- ENTRIES -
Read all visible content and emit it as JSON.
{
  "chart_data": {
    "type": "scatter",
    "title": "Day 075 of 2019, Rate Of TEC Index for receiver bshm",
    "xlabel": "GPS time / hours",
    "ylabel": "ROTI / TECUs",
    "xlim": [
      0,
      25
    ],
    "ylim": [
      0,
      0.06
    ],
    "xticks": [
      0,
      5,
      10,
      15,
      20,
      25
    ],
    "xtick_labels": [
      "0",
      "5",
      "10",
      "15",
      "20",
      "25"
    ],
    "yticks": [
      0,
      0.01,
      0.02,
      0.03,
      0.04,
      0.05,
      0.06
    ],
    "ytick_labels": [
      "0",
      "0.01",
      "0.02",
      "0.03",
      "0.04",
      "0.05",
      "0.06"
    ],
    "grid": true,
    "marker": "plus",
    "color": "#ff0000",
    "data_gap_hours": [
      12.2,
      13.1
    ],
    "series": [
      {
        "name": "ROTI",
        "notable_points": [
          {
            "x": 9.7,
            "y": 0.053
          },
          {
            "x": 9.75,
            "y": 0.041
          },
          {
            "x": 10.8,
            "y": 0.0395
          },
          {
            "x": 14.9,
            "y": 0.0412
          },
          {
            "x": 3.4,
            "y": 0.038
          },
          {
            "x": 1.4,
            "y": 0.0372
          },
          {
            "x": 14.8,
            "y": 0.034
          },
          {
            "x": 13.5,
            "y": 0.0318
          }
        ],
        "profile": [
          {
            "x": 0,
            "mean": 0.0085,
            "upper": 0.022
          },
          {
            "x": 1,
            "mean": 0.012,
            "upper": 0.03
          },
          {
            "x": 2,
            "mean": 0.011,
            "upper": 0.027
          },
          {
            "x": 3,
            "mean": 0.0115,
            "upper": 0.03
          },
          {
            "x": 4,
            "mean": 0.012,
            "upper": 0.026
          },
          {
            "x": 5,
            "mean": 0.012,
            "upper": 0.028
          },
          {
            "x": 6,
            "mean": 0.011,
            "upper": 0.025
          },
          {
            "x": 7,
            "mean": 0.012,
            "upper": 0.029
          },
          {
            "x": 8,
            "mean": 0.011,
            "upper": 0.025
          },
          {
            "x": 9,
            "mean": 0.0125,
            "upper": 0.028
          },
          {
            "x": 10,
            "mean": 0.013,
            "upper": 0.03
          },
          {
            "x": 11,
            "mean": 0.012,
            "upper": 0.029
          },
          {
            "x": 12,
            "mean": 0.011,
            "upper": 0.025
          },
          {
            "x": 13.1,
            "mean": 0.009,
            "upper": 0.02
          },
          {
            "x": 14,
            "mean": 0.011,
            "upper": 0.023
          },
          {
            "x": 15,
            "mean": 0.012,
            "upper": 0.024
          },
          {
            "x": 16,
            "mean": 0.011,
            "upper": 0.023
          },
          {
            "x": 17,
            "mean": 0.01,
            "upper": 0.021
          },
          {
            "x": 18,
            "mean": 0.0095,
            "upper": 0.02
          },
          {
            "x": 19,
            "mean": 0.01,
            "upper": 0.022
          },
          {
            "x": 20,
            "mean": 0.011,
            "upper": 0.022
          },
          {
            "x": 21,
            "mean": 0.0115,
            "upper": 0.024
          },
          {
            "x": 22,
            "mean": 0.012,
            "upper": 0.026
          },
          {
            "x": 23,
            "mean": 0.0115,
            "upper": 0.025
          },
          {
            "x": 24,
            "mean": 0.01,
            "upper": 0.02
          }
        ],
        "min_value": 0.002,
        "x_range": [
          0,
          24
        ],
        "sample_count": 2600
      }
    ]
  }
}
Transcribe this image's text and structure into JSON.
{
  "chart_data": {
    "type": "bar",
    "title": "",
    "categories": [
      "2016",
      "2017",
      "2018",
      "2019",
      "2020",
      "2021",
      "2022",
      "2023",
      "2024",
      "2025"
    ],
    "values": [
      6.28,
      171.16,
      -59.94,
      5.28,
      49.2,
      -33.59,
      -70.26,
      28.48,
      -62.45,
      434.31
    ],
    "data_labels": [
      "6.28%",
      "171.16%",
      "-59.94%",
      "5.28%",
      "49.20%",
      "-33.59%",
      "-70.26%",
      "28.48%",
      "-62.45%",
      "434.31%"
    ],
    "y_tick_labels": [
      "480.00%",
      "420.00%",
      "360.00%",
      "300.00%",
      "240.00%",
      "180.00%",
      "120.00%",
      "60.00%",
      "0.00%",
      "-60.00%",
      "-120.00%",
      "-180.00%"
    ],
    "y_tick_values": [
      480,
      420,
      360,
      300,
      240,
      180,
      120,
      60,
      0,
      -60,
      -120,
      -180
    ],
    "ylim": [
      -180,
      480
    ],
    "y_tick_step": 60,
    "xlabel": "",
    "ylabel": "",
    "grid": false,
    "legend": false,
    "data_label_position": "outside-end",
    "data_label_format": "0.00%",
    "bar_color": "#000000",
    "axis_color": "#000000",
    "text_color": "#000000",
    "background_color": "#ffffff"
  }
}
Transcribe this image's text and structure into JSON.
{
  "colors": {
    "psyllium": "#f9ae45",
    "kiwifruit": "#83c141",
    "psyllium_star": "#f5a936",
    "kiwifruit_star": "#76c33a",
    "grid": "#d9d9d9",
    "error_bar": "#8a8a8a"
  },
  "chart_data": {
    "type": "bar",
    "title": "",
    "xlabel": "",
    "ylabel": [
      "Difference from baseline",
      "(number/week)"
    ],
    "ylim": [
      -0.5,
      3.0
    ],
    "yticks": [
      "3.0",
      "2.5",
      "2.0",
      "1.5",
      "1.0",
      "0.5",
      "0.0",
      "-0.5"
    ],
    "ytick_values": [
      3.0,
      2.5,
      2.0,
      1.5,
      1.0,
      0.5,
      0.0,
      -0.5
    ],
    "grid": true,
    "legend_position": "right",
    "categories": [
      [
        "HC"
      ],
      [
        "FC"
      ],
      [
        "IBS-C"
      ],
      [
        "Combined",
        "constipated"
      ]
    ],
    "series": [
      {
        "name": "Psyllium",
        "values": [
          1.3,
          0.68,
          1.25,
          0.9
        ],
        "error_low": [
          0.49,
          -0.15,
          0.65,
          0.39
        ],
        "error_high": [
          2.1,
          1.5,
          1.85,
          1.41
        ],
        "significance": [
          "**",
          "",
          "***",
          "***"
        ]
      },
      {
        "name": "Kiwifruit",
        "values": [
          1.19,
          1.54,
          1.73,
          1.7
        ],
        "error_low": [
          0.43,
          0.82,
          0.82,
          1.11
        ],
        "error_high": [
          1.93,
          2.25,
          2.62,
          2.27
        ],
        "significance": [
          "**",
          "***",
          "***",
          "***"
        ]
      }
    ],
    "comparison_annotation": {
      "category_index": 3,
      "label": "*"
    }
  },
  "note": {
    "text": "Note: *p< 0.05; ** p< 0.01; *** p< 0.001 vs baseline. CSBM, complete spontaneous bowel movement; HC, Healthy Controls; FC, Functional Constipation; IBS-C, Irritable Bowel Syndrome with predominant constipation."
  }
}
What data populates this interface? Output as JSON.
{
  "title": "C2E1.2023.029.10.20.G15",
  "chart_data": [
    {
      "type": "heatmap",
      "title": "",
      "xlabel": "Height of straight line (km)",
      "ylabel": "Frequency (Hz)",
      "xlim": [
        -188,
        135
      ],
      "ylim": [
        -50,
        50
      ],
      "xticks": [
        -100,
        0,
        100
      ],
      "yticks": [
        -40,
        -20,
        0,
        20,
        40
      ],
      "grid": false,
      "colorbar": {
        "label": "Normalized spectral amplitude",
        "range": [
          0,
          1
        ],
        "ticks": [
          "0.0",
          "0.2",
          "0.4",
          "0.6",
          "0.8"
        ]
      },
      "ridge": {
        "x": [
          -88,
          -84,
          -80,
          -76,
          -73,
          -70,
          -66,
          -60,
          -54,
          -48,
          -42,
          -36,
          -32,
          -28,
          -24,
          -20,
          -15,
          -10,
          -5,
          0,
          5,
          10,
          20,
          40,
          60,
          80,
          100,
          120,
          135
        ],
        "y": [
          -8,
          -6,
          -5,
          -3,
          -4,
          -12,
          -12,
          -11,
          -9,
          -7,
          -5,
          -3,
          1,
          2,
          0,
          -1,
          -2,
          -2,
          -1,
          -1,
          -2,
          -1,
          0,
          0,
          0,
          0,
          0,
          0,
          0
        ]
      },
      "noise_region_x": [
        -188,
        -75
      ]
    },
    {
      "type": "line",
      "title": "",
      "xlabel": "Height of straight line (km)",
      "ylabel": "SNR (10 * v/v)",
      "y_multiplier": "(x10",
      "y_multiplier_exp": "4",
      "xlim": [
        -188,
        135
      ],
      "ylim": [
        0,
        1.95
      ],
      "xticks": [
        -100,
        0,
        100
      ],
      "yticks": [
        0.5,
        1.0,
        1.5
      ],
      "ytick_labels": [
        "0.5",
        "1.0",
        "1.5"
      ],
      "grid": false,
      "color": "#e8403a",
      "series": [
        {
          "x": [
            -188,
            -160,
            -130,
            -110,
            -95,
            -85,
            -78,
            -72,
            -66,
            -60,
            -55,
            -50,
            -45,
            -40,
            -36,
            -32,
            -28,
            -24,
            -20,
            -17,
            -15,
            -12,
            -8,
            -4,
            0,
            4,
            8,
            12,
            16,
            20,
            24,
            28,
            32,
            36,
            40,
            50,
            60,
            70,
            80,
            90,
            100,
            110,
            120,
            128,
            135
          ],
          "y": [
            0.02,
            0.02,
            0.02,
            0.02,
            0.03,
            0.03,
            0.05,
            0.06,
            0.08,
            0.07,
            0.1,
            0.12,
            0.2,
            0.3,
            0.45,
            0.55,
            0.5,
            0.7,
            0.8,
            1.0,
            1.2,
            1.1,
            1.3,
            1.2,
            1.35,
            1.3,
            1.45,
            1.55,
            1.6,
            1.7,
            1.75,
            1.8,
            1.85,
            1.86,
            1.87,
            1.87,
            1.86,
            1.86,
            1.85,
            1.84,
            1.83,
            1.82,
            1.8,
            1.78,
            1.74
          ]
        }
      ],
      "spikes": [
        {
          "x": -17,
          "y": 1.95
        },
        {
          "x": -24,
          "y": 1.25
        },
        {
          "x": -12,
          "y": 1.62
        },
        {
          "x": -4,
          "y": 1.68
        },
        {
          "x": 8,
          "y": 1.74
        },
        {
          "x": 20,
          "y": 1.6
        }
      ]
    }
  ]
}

- EXERCISE AIM -
Pull out all lines containing "JSON".

- EXERCISE RESPONSE -
Read all visible content and emit it as JSON.
Transcribe this image's text and structure into JSON.
Transcribe this image's text and structure into JSON.
What data populates this interface? Output as JSON.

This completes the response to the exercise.